*Task requirements*.
1. According to the GAMG mailing-list message, which branch received the fix that Mark Adams pushed?
2. Carry on the GAMG mailing-list message from its last line, keeping its quoted solver log style.

*Source extract*.
************

[petsc-dev] GAMG broken in master
Mark Adams
mfadams at lbl.gov
Fri Feb 20 15:02:59 CST 2015
I pushed a fix to next.
Mark
On Fri, Feb 20, 2015 at 3:19 PM, Mark Adams <mfadams at lbl.gov> wrote:
> Whoops did not configure.
>
> On Fri, Feb 20, 2015 at 3:17 PM, Mark Adams <mfadams at lbl.gov> wrote:
>
>> Humm, I'm not seeing this...
>>
>> 15:13 1 mark/gamg-serial ~/Codes/petsc/src/ksp/ksp/examples/tutorials$
>> mpirun -n 1 ./ex45 -da_refine 3 -pc_type gamg -ksp_monitor -ksp_view
>> -log_summary -pc_gamg_coarse_eq_limit 200
>> [0]PCSetUp_GAMG level 0 N=117649, n data rows=1, n data cols=1,
>> nnz/row (ave)=6, np=1
>> [0]PCGAMGFilterGraph 91.528% nnz after filtering, with threshold
>> 0, 6.87755 nnz ave. (N=117649)
>> [0]PCGAMGCoarsen_AGG square graph
>> [0]PCGAMGCoarsen_AGG coarsen graph
>> [0]maxIndSetAgg removed 572 of 117649 vertices. (572 local)
>> 16587 selected.
>> [0]PCGAMGProlongator_AGG New grid 16587 nodes
>> PCGAMGOptprol_AGG smooth P0: max
>> eigen=1.952686e+00 min=9.933674e-03 PC=jacobi
>> [0]PCSetUp_GAMG 1) N=16587, n data cols=1, nnz/row
>> (ave)=30, 1 active pes
>> [0]PCGAMGFilterGraph 84.7708% nnz after filtering, with threshold
>> 0, 30.1631 nnz ave. (N=16587)
>> [0]PCGAMGCoarsen_AGG square graph
>> [0]PCGAMGCoarsen_AGG coarsen graph
>> [0]maxIndSetAgg removed 0 of 16587 vertices. (0 local) 353
>> selected.

************

*Records provided*.
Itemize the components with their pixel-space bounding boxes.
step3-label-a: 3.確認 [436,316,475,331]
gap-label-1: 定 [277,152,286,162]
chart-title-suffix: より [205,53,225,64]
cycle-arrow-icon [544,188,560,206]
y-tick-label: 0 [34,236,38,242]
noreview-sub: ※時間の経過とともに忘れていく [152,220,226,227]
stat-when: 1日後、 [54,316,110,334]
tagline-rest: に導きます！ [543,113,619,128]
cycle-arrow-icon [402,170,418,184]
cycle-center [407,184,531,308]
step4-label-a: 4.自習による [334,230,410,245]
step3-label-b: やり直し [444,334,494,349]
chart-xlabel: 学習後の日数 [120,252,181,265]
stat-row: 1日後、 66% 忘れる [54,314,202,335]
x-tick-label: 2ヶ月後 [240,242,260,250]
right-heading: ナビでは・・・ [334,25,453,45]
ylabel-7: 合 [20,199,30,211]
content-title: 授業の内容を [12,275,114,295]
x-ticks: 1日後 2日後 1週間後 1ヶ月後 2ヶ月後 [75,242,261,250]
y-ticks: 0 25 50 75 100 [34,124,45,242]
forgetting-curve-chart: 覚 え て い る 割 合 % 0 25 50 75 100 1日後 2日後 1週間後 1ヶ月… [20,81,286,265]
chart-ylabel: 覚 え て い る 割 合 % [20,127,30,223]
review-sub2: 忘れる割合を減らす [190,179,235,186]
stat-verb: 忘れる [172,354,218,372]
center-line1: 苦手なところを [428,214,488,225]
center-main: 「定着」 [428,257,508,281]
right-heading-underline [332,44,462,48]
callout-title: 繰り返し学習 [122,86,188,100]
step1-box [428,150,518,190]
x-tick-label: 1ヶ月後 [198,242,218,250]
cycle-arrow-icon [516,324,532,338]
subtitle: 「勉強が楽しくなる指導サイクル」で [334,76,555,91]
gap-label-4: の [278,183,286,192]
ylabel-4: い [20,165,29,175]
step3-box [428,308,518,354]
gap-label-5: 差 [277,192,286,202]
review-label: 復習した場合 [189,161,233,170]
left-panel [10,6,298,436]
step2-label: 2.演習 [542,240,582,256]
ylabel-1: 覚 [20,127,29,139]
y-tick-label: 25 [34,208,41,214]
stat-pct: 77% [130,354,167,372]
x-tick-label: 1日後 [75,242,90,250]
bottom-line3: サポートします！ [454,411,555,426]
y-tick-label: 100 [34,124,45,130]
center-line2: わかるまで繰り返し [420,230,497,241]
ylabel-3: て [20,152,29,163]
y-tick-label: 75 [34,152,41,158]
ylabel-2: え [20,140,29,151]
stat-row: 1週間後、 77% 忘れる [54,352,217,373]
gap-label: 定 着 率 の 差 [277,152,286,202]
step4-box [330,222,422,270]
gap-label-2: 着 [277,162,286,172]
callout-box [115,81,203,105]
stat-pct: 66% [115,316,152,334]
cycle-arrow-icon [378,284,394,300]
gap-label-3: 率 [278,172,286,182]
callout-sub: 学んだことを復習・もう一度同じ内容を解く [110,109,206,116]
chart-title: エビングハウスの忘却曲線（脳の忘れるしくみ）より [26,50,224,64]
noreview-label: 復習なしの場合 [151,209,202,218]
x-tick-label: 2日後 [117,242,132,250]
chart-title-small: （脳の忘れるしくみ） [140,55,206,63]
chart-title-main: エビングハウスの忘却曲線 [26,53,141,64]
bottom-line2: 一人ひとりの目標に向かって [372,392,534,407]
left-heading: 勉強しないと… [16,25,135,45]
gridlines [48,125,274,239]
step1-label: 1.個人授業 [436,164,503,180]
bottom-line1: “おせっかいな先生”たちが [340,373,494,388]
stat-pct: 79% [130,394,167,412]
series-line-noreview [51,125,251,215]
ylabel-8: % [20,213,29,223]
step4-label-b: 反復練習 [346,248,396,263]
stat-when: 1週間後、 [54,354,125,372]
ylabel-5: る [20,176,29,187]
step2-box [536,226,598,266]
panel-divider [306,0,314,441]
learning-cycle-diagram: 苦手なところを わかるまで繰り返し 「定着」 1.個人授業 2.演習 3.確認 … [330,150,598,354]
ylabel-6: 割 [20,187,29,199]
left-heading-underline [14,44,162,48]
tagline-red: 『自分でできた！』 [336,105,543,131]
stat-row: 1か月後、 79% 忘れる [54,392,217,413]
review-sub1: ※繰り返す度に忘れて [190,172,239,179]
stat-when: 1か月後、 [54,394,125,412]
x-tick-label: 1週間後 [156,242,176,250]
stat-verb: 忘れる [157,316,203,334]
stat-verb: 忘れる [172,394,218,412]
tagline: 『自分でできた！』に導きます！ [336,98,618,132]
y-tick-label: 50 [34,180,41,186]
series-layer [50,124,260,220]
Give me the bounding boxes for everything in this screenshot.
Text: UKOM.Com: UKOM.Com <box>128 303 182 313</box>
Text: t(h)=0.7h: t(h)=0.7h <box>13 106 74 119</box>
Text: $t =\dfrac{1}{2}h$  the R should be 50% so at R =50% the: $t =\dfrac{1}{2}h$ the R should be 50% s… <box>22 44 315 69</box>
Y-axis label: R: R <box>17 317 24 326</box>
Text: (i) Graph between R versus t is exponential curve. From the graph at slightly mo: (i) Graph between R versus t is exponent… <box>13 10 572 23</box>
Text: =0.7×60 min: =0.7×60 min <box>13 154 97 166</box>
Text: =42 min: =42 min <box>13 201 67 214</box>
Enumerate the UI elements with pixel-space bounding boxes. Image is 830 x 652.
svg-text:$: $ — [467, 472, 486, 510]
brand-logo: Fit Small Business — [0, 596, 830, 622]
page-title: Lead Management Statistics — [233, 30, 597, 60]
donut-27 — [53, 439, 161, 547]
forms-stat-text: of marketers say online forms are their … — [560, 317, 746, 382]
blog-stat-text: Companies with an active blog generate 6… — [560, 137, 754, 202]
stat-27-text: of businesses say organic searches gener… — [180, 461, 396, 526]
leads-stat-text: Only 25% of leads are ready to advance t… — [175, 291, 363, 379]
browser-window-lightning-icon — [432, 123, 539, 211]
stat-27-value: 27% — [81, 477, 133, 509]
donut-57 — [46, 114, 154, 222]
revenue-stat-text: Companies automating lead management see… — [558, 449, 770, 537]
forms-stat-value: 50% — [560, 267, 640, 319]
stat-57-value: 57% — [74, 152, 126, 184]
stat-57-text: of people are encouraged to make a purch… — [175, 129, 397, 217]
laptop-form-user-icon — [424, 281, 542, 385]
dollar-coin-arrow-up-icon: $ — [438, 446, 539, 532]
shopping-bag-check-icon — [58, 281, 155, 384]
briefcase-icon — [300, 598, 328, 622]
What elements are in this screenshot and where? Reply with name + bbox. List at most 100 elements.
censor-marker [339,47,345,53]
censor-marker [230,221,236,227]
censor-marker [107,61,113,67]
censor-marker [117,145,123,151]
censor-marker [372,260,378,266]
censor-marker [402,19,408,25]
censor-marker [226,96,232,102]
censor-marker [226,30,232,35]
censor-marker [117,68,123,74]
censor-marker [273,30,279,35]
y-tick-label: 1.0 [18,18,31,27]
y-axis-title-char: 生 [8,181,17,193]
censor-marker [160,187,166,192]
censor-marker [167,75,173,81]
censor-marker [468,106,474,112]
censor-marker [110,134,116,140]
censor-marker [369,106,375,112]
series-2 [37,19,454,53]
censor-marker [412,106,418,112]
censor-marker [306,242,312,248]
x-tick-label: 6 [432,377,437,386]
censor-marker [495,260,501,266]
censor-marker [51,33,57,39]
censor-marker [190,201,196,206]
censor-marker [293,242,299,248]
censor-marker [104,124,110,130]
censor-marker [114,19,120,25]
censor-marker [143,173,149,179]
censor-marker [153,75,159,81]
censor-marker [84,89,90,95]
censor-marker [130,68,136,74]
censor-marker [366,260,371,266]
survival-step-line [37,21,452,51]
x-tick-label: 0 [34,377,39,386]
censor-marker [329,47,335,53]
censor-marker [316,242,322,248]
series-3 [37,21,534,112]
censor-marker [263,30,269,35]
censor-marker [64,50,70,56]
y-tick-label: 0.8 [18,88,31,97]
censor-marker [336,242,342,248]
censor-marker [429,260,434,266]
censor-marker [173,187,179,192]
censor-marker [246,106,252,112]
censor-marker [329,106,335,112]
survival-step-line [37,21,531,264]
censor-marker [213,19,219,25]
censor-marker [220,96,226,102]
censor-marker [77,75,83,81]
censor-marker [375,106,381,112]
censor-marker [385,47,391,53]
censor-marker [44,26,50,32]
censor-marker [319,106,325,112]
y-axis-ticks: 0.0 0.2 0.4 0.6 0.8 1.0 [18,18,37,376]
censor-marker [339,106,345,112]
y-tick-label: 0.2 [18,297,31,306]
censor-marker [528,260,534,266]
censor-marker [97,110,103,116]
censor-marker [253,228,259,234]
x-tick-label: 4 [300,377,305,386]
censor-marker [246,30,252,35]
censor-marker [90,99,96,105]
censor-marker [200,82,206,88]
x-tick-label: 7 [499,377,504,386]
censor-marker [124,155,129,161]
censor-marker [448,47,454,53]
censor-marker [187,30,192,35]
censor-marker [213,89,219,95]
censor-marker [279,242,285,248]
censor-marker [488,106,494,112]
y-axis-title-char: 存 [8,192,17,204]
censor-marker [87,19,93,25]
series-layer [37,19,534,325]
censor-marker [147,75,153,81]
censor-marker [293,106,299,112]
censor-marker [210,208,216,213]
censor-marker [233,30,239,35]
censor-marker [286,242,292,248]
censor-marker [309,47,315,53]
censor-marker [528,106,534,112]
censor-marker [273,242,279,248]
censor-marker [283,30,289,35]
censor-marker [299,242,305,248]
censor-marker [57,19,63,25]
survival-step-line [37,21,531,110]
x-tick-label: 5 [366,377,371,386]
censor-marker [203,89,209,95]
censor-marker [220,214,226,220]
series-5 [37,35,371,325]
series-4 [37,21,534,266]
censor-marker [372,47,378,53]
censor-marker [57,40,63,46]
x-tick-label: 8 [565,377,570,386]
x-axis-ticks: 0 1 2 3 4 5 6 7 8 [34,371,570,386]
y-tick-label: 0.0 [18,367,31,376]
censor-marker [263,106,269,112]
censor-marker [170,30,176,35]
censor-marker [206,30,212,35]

************

*Per-task answers*.
1. next

2.
>> [0]PCGAMGProlongator_AGG New grid 353 nodes
>> PCGAMGOptprol_AGG smooth P0: max
>> eigen=1.393979e+00 min=2.197135e-02 PC=jacobi
>> [0]PCSetUp_GAMG 2) N=353, n data cols=1, nnz/row
>> (ave)=47, 1 active pes
>> [0]PCGAMGFilterGraph 99.7358% nnz after filtering, with threshold
>> 0, 47.1756 nnz ave. (N=353)
>> [0]PCGAMGCoarsen_AGG square graph
>> [0]PCGAMGCoarsen_AGG coarsen graph
>> [0]maxIndSetAgg removed 0 of 353 vertices. (0 local) 3 selected.
>> [0]PCGAMGProlongator_AGG New grid 3 nodes
>> PCGAMGOptprol_AGG smooth P0: max
>> eigen=1.983212e+00 min=2.830095e-01 PC=jacobi
>> [0]PCSetUp_GAMG 3) N=3, n data cols=1, nnz/row (ave)=3, 1
>> active pes
>> [0]PCSetUp_GAMG 4 levels, grid complexity = 1.63892
>> 0 KSP Residual norm 2.706652282076e+02
>> 1 KSP Residual norm 4.940773628648e+01
>> 2 KSP Residual norm 3.718259719599e+00
>> 3 KSP Residual norm 2.082059791607e-01
>> 4 KSP Residual norm 1.700581360081e-02
>> 5 KSP Residual norm 9.430563655174e-04
>>
>>
>> On Wed, Feb 18, 2015 at 11:06 PM, Barry Smith <bsmith at mcs.anl.gov> wrote:
>>
>>>
>>> Hmm, it seems GAMG is only doing 2 levels in master for all problems?
>>>
>>>
>> ksp/ex54 seems to do three levels (with -ne 149) with one proc?
>>
>> I'll try
>>
>>
>>> ./ex29 -da_refine 8 -pc_type gamg -ksp_view
>>>
>>> uses only two levels. Makes no sense.
>>>
>>> Did someone break it?
>>>
>>>
>>>
>>>
>>>
>>>
>>> > On Feb 18, 2015, at 9:48 PM, Barry Smith <bsmith at mcs.anl.gov> wrote:
>>> >
>>> >
>>> > Mark,
>>> >
>>> > When I run ksp/ksp/examples/tutorials/ex45 I get a VERY large coarse
>>> problem. It seems to ignore the -pc_gamg_coarse_eq_limit 200 argument. Any
>>> idea what is going on?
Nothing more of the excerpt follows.